:: Directive ::
Copy every line that mentions the word "bold".

:: Data for the task ::
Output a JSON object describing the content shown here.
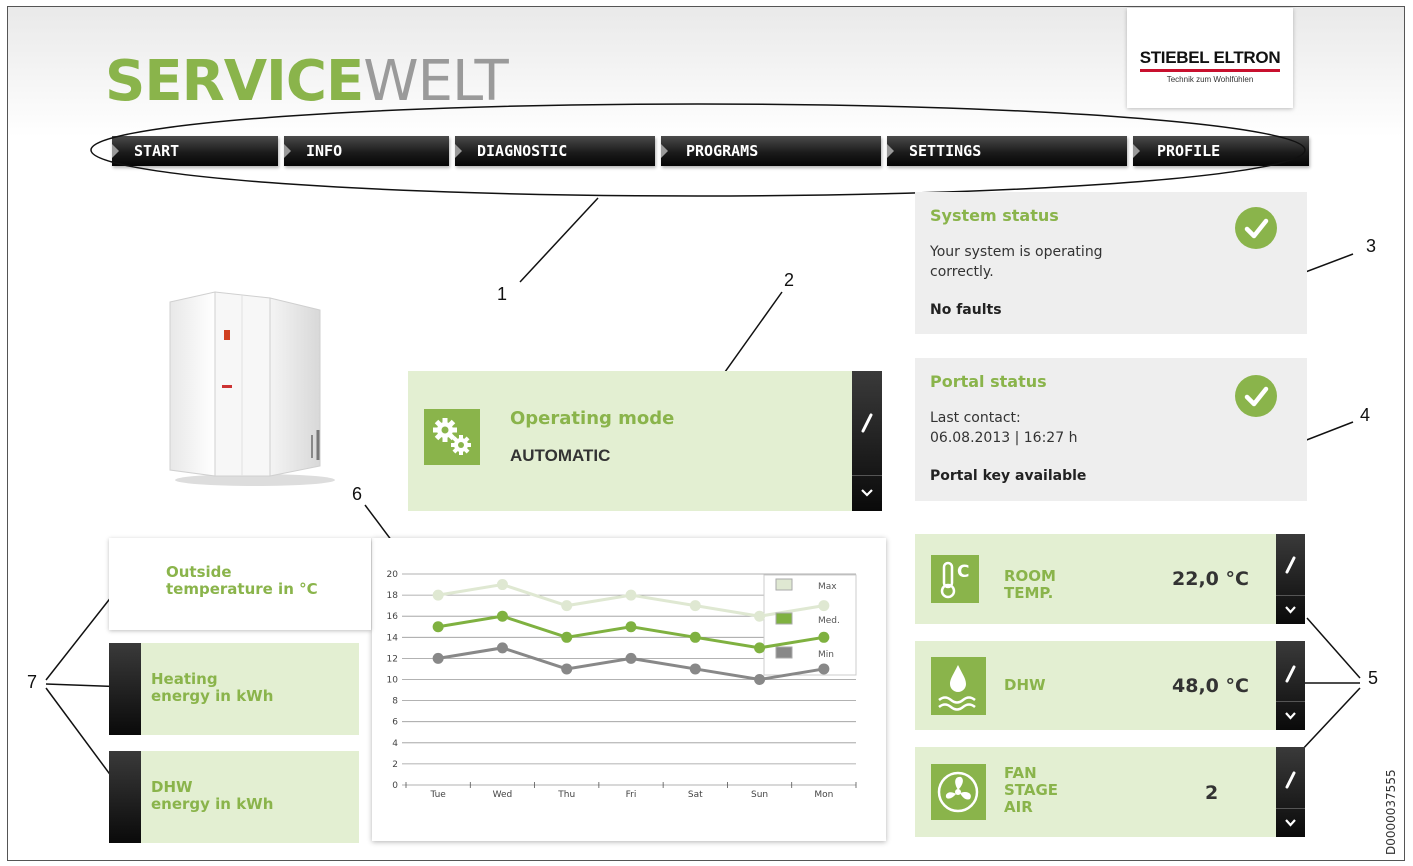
{
  "logo": {
    "part1": "SERVICE",
    "part2": "WELT"
  },
  "brand": {
    "name": "STIEBEL ELTRON",
    "slogan": "Technik zum Wohlfühlen"
  },
  "nav": [
    "START",
    "INFO",
    "DIAGNOSTIC",
    "PROGRAMS",
    "SETTINGS",
    "PROFILE"
  ],
  "system_status": {
    "title": "System status",
    "text": "Your system is operating correctly.",
    "bold": "No faults"
  },
  "portal_status": {
    "title": "Portal status",
    "line1": "Last contact:",
    "line2": "06.08.2013 | 16:27 h",
    "bold": "Portal key available"
  },
  "operating_mode": {
    "label": "Operating mode",
    "value": "AUTOMATIC"
  },
  "tiles": [
    {
      "label1": "ROOM",
      "label2": "TEMP.",
      "value": "22,0 °C",
      "icon": "thermometer-celsius-icon"
    },
    {
      "label1": "DHW",
      "value": "48,0 °C",
      "icon": "water-drop-icon"
    },
    {
      "label1": "FAN",
      "label2": "STAGE",
      "label3": "AIR",
      "value": "2",
      "icon": "fan-icon"
    }
  ],
  "categories": [
    {
      "line1": "Outside",
      "line2": "temperature in °C"
    },
    {
      "line1": "Heating",
      "line2": "energy in kWh"
    },
    {
      "line1": "DHW",
      "line2": "energy in kWh"
    }
  ],
  "callouts": [
    "1",
    "2",
    "3",
    "4",
    "5",
    "6",
    "7"
  ],
  "doc_id": "D0000037555",
  "chart_data": {
    "type": "line",
    "categories": [
      "Tue",
      "Wed",
      "Thu",
      "Fri",
      "Sat",
      "Sun",
      "Mon"
    ],
    "series": [
      {
        "name": "Max",
        "values": [
          18,
          19,
          17,
          18,
          17,
          16,
          17
        ],
        "color": "#dfe8d2"
      },
      {
        "name": "Med.",
        "values": [
          15,
          16,
          14,
          15,
          14,
          13,
          14
        ],
        "color": "#7fb140"
      },
      {
        "name": "Min",
        "values": [
          12,
          13,
          11,
          12,
          11,
          10,
          11
        ],
        "color": "#888888"
      }
    ],
    "yticks": [
      "0",
      "2",
      "4",
      "6",
      "8",
      "10",
      "12",
      "14",
      "16",
      "18",
      "20"
    ],
    "ylim": [
      0,
      20
    ],
    "grid": true,
    "legend": "top-right"
  }
}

:: Complete response ::
    "bold": "No faults"
    "bold": "Portal key available"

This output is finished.